> [Given text]:

2. Shape checks masquerading as behaviour checks

The LLM writes a test for an API endpoint. It hits the endpoint, receives a response, and checks that the response has the right keys.

test('GET /users/:id returns user', async () => {
  const res = await request(app).get('/users/42');
  expect(res.status).toBe(200);
  expect(res.body).toHaveProperty('id');
  expect(res.body).toHaveProperty('name');
  expect(res.body).toHaveProperty('email');
});

This test does not check that the returned user is user 42. It does not check that the email format is valid. It does not check that sensitive fields (password hash, reset tokens) are absent from the response. It checks that the response has three keys. Any endpoint that returns an object with those three keys, even one that ignores the ID parameter entirely, passes.

Real tests need actual values. expect(res.body.id).toBe(42). expect(res.body).not.toHaveProperty('passwordHash'). The negative assertion - what must not be in the response - is the one LLMs almost never write, and it is the one that catches real bugs.

3. Async tests that do not await

This one is brutal because it looks identical to a working test until you read it carefully.

> [Dataset entries]:
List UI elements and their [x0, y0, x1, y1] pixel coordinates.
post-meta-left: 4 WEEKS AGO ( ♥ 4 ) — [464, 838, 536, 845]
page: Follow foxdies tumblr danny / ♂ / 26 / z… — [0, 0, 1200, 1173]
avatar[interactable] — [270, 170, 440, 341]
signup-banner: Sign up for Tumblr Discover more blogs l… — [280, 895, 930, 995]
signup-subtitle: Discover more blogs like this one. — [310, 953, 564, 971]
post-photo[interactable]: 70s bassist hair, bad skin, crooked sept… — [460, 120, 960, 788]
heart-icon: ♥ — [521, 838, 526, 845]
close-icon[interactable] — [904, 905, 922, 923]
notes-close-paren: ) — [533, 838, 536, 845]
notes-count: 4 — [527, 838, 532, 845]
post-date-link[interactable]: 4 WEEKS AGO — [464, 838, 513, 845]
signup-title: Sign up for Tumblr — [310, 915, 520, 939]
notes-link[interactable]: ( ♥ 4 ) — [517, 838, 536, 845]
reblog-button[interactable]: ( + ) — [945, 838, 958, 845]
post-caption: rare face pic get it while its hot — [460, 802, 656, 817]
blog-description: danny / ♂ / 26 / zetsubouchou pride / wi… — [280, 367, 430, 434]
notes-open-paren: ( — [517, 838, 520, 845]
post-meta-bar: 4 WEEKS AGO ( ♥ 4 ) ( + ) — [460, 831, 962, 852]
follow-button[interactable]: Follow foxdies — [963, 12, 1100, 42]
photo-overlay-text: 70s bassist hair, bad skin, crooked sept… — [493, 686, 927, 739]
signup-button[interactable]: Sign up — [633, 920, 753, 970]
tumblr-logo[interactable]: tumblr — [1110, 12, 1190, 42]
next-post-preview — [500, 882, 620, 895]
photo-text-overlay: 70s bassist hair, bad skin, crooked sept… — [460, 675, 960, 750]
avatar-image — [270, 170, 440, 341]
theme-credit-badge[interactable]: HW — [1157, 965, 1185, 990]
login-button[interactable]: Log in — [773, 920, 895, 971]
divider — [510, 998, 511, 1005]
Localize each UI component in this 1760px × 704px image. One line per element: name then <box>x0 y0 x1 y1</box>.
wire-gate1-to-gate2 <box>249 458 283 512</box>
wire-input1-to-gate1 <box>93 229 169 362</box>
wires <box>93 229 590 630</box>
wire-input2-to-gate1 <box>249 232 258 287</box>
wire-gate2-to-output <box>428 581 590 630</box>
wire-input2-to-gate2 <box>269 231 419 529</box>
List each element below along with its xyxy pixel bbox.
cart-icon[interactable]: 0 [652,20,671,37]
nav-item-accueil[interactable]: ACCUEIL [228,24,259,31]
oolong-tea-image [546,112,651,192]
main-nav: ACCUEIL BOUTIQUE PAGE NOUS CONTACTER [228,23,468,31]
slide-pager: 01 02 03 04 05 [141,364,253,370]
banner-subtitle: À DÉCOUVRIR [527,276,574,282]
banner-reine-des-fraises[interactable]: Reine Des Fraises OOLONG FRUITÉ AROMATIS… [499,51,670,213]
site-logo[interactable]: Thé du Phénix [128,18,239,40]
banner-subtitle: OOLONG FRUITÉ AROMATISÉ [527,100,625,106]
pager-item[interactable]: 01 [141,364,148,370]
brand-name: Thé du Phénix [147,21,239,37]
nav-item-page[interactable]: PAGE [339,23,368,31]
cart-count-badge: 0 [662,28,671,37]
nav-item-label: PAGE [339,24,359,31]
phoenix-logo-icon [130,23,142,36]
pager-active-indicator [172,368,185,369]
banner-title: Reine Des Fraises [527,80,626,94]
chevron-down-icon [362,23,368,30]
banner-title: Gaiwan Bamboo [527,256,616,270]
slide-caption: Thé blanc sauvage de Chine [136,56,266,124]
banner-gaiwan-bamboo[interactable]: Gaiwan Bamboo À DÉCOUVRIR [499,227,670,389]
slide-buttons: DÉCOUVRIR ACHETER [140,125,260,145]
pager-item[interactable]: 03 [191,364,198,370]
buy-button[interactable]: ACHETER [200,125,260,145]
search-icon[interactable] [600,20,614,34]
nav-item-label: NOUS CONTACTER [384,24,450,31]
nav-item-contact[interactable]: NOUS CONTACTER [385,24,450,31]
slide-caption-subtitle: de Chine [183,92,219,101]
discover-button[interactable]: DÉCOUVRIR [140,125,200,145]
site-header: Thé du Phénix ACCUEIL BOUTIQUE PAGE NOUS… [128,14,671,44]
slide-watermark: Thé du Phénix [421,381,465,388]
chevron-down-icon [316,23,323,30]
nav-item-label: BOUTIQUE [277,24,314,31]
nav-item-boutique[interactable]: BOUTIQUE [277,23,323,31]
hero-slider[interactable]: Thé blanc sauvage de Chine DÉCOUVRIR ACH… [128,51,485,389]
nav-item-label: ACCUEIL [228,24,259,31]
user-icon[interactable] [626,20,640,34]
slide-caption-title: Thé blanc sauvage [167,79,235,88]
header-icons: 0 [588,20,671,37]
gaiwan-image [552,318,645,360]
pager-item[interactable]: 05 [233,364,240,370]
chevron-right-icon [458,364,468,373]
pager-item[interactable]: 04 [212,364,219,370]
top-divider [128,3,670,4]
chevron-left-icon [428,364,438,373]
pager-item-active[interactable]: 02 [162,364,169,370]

> [Tasks and exercises]:
#1 In the text on LLM-written tests, which kind of assertion do LLMs almost never write?
#2 Using the text on LLM-written tests, explain why the example test for GET /users/:id would still pass against a faulty endpoint.
#3 Please carry on the text on LLM-written tests from where it stops.

> [Responses by item number]:
#1 The negative assertion, which states what must not be in the response.

#2 The test only checks that the response body has the keys id, name and email. Any endpoint that returns an object with those three keys passes, even one that ignores the ID parameter entirely.

#3
test('sends welcome email on signup', () => {
  const mailer = { send: jest.fn() };
  const service = new SignupService(mailer);
  service.signup({ email: 'a@b.c' });
  expect(mailer.send).toHaveBeenCalled();
});

service.signup is async. The test does not await it. The assertion runs synchronously, before the async work completes, and mailer.send has not been called yet. In Jest, if nothing has been called, toHaveBeenCalled is false - except the test function returns immediately and the assertion is evaluated against the state before the microtask queue drains. Depending on framework behaviour, this either always passes (because the microtask runs before Jest checks), always fails, or flaps.

Most of the time it passes. Which is worse. The test is stamping approval on a code path it is not actually exercising.

The fix is one word: async on the test, await on the call. LLMs get this wrong because their training corpus contains both sync and async variants and they choose at random.

4. Tests that never had a failing state

The subtlest one. You ask an LLM to write a test for a function. It does. The test passes. You commit it. You never actually checked whether the test would fail if the function were broken.

This is a common failure mode around negative cases specifically. A test for "rejects invalid email" that passes both before and after the email validation code is present is proving nothing. A test for "returns 401 when not authenticated" that passes even when the auth middleware is removed is proving nothing.

The audit technique for this is mutation testing - run stryker (JavaScript), mutmut (Python), pitest (Java), Stryker.NET (C#). Mutation tools systematically break your code and check whether your tests notice. If they do not, those tests are cosmetic.

The afternoon audit

If you inherit an AI-generated test suite, here is the protocol. It takes 3-4 hours on a repo up to 50k lines.

• Step 1. Grep for toHaveBeenCalled() and toHaveBeenCalledTimes with no With. Every hit is a candidate for type 1. Read each one. Flag the ones that could pass with garbage input.
• Step 2. Grep for toHaveProperty without a second argument. Every hit is a type 2 candidate. Ask: would this pass if the property value were wrong?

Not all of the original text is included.